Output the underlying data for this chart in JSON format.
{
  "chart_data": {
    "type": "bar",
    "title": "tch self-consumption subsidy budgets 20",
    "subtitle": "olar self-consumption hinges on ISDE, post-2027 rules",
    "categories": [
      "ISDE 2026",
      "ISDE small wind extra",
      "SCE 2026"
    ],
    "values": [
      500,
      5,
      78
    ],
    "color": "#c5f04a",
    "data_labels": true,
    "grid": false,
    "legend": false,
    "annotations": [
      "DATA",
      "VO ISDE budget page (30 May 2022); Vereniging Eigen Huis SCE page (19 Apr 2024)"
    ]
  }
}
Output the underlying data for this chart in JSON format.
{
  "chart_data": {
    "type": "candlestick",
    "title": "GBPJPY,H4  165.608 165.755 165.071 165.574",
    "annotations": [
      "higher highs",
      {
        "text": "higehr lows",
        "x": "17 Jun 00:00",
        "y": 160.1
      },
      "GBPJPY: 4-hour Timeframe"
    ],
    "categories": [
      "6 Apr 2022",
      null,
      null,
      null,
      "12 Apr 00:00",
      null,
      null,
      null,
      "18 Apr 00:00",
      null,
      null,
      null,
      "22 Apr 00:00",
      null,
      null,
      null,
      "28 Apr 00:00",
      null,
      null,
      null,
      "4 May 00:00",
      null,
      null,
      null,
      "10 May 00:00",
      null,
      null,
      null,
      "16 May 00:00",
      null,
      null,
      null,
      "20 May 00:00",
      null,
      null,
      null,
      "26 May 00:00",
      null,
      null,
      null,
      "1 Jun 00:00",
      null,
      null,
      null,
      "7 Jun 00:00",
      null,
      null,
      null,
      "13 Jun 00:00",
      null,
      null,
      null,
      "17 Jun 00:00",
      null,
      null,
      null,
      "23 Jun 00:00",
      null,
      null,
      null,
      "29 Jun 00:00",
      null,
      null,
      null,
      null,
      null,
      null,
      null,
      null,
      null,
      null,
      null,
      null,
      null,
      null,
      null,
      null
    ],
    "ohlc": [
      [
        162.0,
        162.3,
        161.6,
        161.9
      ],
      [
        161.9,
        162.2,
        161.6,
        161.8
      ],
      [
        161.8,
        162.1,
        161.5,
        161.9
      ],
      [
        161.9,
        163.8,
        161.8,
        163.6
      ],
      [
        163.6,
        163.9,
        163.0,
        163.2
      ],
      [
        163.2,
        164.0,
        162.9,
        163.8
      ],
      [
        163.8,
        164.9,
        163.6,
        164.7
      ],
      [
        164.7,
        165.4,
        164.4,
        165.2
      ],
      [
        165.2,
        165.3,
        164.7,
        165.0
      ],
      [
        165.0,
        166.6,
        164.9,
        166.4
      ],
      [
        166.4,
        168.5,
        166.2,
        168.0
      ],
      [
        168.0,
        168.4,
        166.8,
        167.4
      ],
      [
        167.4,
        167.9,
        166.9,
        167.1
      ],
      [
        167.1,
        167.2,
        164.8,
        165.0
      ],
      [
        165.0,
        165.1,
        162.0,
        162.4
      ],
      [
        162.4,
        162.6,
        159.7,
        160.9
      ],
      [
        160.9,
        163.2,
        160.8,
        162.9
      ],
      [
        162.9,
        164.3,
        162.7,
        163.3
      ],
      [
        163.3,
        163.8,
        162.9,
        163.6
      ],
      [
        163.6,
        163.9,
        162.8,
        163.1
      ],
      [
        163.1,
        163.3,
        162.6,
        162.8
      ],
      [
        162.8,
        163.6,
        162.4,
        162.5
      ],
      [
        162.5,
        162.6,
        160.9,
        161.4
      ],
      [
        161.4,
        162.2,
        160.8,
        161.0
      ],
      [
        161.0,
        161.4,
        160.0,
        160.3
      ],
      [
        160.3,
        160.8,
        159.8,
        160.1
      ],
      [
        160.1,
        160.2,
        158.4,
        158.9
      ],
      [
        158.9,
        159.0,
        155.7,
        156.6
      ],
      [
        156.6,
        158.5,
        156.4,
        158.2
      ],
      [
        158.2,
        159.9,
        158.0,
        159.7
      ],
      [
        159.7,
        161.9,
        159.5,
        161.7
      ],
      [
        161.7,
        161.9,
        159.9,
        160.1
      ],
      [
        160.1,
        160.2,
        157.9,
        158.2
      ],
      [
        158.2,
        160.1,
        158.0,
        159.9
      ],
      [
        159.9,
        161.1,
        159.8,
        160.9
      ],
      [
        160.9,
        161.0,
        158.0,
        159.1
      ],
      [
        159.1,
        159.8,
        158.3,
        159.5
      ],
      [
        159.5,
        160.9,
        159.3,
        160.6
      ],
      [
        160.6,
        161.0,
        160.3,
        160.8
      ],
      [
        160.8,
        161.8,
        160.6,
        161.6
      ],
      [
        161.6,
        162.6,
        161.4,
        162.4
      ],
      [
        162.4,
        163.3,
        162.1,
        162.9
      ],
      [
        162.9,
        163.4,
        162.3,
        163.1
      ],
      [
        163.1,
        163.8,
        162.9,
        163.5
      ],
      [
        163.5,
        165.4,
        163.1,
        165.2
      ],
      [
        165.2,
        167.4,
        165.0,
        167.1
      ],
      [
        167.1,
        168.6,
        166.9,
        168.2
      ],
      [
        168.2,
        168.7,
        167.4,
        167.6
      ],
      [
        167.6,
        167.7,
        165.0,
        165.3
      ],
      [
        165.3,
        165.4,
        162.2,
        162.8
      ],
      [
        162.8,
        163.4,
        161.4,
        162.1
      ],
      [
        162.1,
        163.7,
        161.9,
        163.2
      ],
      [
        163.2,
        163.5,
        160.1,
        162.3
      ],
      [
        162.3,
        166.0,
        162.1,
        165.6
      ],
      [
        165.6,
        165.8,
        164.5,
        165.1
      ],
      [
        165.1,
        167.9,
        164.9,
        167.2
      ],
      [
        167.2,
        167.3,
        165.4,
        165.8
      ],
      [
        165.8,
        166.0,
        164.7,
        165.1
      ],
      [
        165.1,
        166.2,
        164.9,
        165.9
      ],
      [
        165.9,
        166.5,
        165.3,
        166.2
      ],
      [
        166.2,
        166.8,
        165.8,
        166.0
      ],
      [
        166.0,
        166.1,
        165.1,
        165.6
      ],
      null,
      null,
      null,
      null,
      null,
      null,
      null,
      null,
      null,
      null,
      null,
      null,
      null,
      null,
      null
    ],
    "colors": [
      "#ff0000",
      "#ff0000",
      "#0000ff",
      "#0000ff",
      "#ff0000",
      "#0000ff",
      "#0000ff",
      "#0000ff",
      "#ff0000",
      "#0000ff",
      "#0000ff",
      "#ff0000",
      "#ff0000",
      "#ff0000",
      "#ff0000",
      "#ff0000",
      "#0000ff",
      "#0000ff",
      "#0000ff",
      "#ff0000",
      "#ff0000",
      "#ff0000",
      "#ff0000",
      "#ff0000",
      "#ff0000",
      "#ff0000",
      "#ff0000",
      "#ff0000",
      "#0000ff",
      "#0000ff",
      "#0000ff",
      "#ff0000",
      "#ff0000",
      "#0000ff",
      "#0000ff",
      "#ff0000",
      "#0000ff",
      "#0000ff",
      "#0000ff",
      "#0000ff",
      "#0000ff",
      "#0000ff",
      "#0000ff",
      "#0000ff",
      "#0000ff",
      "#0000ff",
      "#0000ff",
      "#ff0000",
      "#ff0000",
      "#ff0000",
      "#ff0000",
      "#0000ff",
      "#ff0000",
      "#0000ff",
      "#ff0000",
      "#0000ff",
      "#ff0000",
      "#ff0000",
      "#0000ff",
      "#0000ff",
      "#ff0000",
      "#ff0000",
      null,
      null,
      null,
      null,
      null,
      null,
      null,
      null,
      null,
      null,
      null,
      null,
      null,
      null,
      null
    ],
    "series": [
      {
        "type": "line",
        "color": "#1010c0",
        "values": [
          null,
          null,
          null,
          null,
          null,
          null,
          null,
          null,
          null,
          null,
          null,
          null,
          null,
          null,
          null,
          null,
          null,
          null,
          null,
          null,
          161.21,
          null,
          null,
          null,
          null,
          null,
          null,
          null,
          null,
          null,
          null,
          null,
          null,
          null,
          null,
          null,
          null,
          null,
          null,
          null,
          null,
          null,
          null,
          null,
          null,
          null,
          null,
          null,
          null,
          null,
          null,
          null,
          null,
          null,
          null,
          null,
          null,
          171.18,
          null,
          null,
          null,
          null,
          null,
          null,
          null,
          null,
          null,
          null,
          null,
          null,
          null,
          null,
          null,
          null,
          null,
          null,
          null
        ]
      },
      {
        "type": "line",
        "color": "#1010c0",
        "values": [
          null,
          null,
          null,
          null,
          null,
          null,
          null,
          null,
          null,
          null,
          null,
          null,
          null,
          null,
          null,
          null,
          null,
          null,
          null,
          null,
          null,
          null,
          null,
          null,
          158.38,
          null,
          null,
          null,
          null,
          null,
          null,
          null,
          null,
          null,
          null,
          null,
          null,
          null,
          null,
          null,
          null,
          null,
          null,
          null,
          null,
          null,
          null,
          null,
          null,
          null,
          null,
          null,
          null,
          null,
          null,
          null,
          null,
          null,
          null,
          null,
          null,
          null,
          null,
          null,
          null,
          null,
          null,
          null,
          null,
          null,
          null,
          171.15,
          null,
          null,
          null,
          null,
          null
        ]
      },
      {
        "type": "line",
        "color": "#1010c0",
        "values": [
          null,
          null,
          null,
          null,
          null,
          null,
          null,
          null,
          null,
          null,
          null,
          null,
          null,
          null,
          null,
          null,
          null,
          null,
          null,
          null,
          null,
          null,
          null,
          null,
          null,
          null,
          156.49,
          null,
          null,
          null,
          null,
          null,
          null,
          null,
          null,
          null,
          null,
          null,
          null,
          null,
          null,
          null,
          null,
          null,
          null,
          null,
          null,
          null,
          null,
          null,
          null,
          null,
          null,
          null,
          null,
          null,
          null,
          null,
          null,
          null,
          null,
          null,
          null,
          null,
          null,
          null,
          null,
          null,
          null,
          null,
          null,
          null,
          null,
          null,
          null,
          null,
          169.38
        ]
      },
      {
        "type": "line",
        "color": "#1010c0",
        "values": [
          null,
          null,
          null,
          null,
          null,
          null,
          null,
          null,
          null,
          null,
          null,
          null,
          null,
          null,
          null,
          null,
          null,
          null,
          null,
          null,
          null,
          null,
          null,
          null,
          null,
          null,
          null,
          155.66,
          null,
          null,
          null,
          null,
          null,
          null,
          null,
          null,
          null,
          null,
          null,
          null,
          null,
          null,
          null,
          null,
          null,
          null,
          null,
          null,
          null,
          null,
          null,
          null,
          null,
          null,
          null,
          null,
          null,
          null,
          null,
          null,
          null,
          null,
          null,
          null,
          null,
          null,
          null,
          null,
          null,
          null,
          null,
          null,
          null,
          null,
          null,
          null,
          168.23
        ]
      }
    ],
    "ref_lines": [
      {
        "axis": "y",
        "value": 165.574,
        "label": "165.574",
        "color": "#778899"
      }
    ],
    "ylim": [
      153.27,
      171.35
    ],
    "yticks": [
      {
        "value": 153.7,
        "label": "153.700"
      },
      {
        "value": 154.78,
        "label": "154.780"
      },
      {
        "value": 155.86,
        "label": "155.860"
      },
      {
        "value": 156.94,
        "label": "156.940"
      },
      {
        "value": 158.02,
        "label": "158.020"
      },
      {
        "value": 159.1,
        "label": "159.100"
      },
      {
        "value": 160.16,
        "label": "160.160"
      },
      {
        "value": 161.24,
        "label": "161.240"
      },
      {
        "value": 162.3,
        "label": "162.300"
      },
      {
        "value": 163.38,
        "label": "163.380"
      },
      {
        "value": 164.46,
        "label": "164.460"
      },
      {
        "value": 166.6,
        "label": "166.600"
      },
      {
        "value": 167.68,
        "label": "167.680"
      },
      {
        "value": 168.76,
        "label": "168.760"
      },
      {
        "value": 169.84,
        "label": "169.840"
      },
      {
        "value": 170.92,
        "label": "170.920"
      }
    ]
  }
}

================================

• Exercise:
Check each line above for the string "ISDE" and show the ones that have it.

• Finished answer:
    "subtitle": "olar self-consumption hinges on ISDE, post-2027 rules",
      "ISDE 2026",
      "ISDE small wind extra",
      "VO ISDE budget page (30 May 2022); Vereniging Eigen Huis SCE page (19 Apr 2024)"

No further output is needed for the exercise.